■ WRITTEN INSTRUCTION
Write out the full listing exactly as given, minus the images.

■ RECORDS SHOWN

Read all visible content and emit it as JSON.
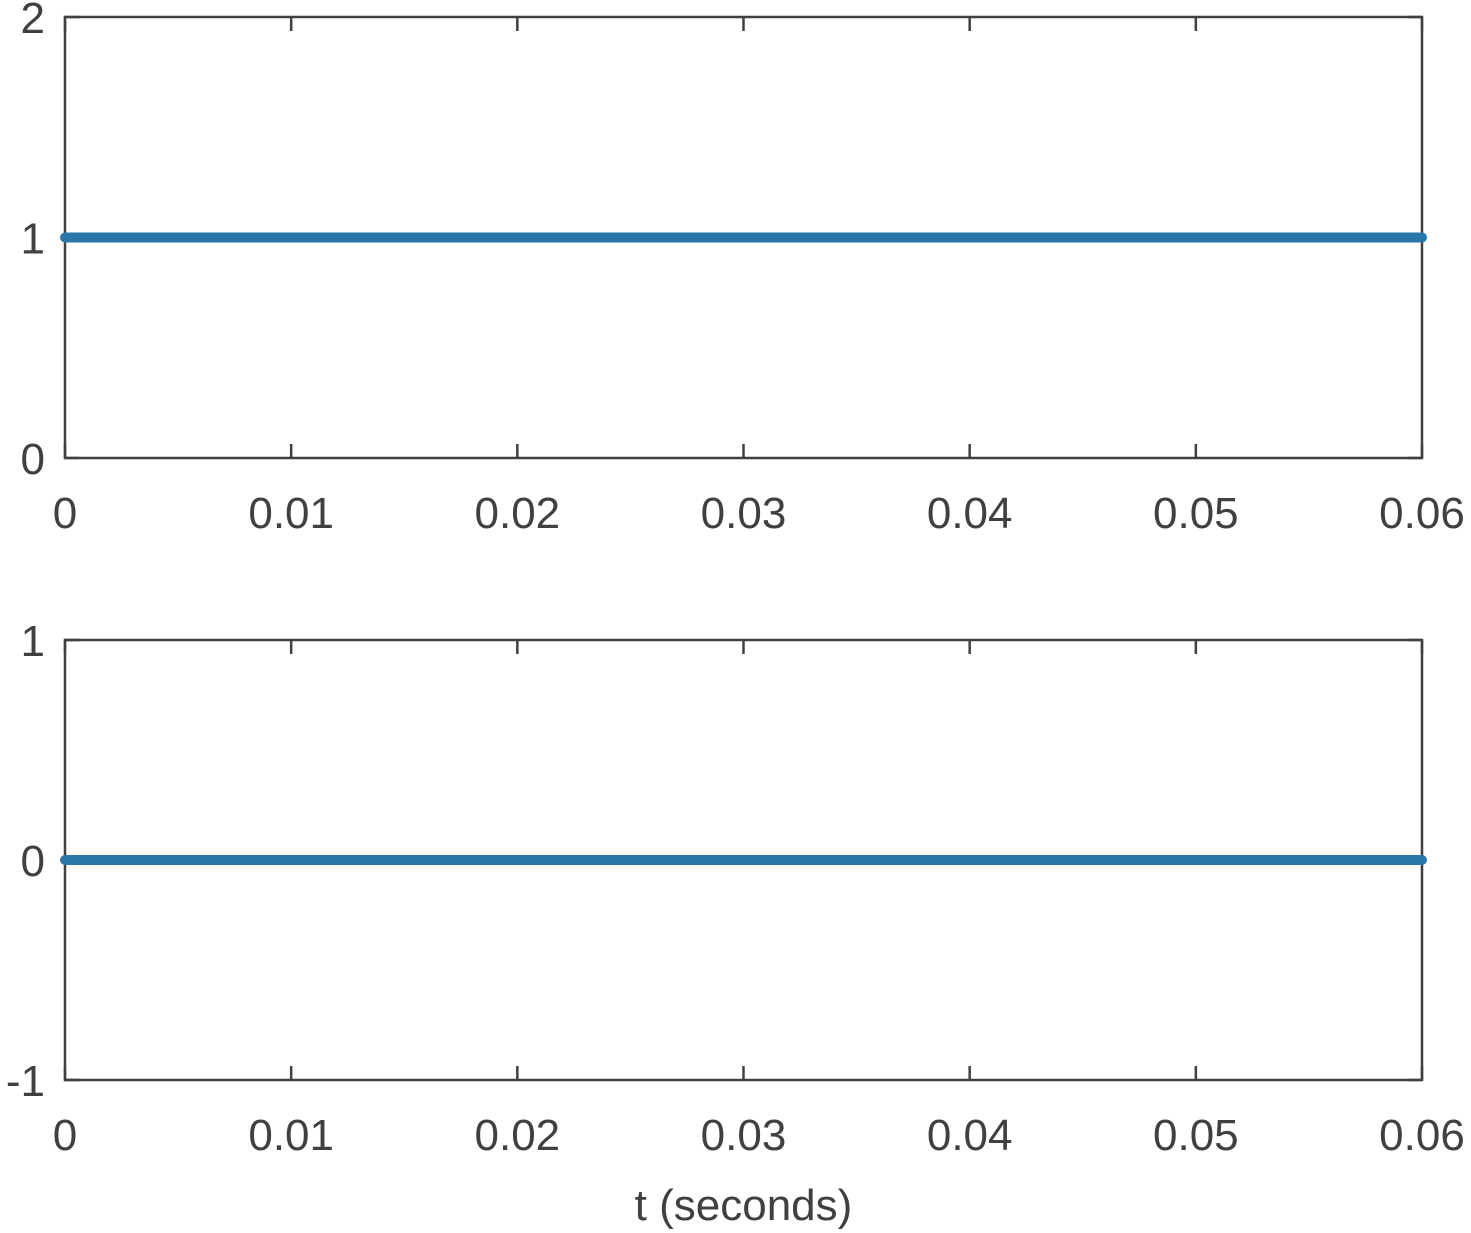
{
  "chart_data": [
    {
      "type": "line",
      "x": [
        0,
        0.06
      ],
      "series": [
        {
          "color": "#2a76ab",
          "values": [
            1,
            1
          ]
        }
      ],
      "xlim": [
        0,
        0.06
      ],
      "xticks": [
        0,
        0.01,
        0.02,
        0.03,
        0.04,
        0.05,
        0.06
      ],
      "ylim": [
        0,
        2
      ],
      "yticks": [
        0,
        1,
        2
      ]
    },
    {
      "type": "line",
      "x": [
        0,
        0.06
      ],
      "series": [
        {
          "color": "#2a76ab",
          "values": [
            0,
            0
          ]
        }
      ],
      "xlim": [
        0,
        0.06
      ],
      "xticks": [
        0,
        0.01,
        0.02,
        0.03,
        0.04,
        0.05,
        0.06
      ],
      "ylim": [
        -1,
        1
      ],
      "yticks": [
        -1,
        0,
        1
      ],
      "xlabel": "t (seconds)"
    }
  ]
}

■ OUTPUT
Read all visible content and emit it as JSON.
{
  "chart_data": [
    {
      "type": "line",
      "x": [
        0,
        0.06
      ],
      "series": [
        {
          "color": "#2a76ab",
          "values": [
            1,
            1
          ]
        }
      ],
      "xlim": [
        0,
        0.06
      ],
      "xticks": [
        0,
        0.01,
        0.02,
        0.03,
        0.04,
        0.05,
        0.06
      ],
      "ylim": [
        0,
        2
      ],
      "yticks": [
        0,
        1,
        2
      ]
    },
    {
      "type": "line",
      "x": [
        0,
        0.06
      ],
      "series": [
        {
          "color": "#2a76ab",
          "values": [
            0,
            0
          ]
        }
      ],
      "xlim": [
        0,
        0.06
      ],
      "xticks": [
        0,
        0.01,
        0.02,
        0.03,
        0.04,
        0.05,
        0.06
      ],
      "ylim": [
        -1,
        1
      ],
      "yticks": [
        -1,
        0,
        1
      ],
      "xlabel": "t (seconds)"
    }
  ]
}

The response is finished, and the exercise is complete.